'''
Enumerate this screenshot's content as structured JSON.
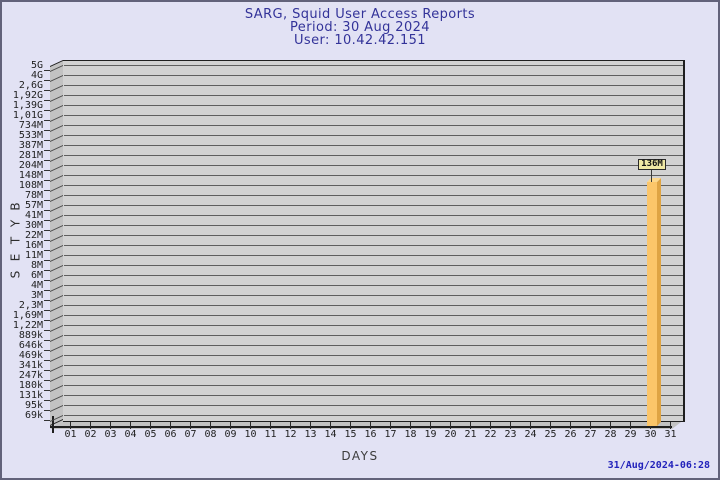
{
  "header": {
    "title": "SARG, Squid User Access Reports",
    "period": "Period: 30 Aug 2024",
    "user": "User: 10.42.42.151"
  },
  "footer": {
    "generated": "31/Aug/2024-06:28"
  },
  "chart_data": {
    "type": "bar",
    "title": "SARG, Squid User Access Reports",
    "subtitle": [
      "Period: 30 Aug 2024",
      "User: 10.42.42.151"
    ],
    "xlabel": "DAYS",
    "ylabel": "BYTES",
    "y_scale": "log",
    "y_min": 69000,
    "y_max": 5000000000,
    "grid": true,
    "style": "3d",
    "y_ticks": [
      "5G",
      "4G",
      "2,6G",
      "1,92G",
      "1,39G",
      "1,01G",
      "734M",
      "533M",
      "387M",
      "281M",
      "204M",
      "148M",
      "108M",
      "78M",
      "57M",
      "41M",
      "30M",
      "22M",
      "16M",
      "11M",
      "8M",
      "6M",
      "4M",
      "3M",
      "2,3M",
      "1,69M",
      "1,22M",
      "889k",
      "646k",
      "469k",
      "341k",
      "247k",
      "180k",
      "131k",
      "95k",
      "69k"
    ],
    "x_ticks": [
      "01",
      "02",
      "03",
      "04",
      "05",
      "06",
      "07",
      "08",
      "09",
      "10",
      "11",
      "12",
      "13",
      "14",
      "15",
      "16",
      "17",
      "18",
      "19",
      "20",
      "21",
      "22",
      "23",
      "24",
      "25",
      "26",
      "27",
      "28",
      "29",
      "30",
      "31"
    ],
    "bars": [
      {
        "day": "30",
        "value": 136000000,
        "value_label": "136M"
      }
    ],
    "colors": {
      "background": "#e2e2f4",
      "title_text": "#333399",
      "timestamp_text": "#2222bb",
      "plot_face": "#d2d2d2",
      "plot_wall": "#c2c2c2",
      "gridline": "#5f5f5f",
      "edge": "#1f1f1f",
      "bar_front": "#fcc66a",
      "bar_side": "#dfa444",
      "bar_top": "#fdd88c",
      "annotation_bg": "#f0e9a5",
      "annotation_border": "#2a2a2a"
    }
  }
}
'''
> _REQUEST_
Copy out the data above exactly, except the pictures.

> _OUTPUT FOR THIS TASK_
Enumerate this screenshot's content as structured JSON.
{
  "header": {
    "title": "SARG, Squid User Access Reports",
    "period": "Period: 30 Aug 2024",
    "user": "User: 10.42.42.151"
  },
  "footer": {
    "generated": "31/Aug/2024-06:28"
  },
  "chart_data": {
    "type": "bar",
    "title": "SARG, Squid User Access Reports",
    "subtitle": [
      "Period: 30 Aug 2024",
      "User: 10.42.42.151"
    ],
    "xlabel": "DAYS",
    "ylabel": "BYTES",
    "y_scale": "log",
    "y_min": 69000,
    "y_max": 5000000000,
    "grid": true,
    "style": "3d",
    "y_ticks": [
      "5G",
      "4G",
      "2,6G",
      "1,92G",
      "1,39G",
      "1,01G",
      "734M",
      "533M",
      "387M",
      "281M",
      "204M",
      "148M",
      "108M",
      "78M",
      "57M",
      "41M",
      "30M",
      "22M",
      "16M",
      "11M",
      "8M",
      "6M",
      "4M",
      "3M",
      "2,3M",
      "1,69M",
      "1,22M",
      "889k",
      "646k",
      "469k",
      "341k",
      "247k",
      "180k",
      "131k",
      "95k",
      "69k"
    ],
    "x_ticks": [
      "01",
      "02",
      "03",
      "04",
      "05",
      "06",
      "07",
      "08",
      "09",
      "10",
      "11",
      "12",
      "13",
      "14",
      "15",
      "16",
      "17",
      "18",
      "19",
      "20",
      "21",
      "22",
      "23",
      "24",
      "25",
      "26",
      "27",
      "28",
      "29",
      "30",
      "31"
    ],
    "bars": [
      {
        "day": "30",
        "value": 136000000,
        "value_label": "136M"
      }
    ],
    "colors": {
      "background": "#e2e2f4",
      "title_text": "#333399",
      "timestamp_text": "#2222bb",
      "plot_face": "#d2d2d2",
      "plot_wall": "#c2c2c2",
      "gridline": "#5f5f5f",
      "edge": "#1f1f1f",
      "bar_front": "#fcc66a",
      "bar_side": "#dfa444",
      "bar_top": "#fdd88c",
      "annotation_bg": "#f0e9a5",
      "annotation_border": "#2a2a2a"
    }
  }
}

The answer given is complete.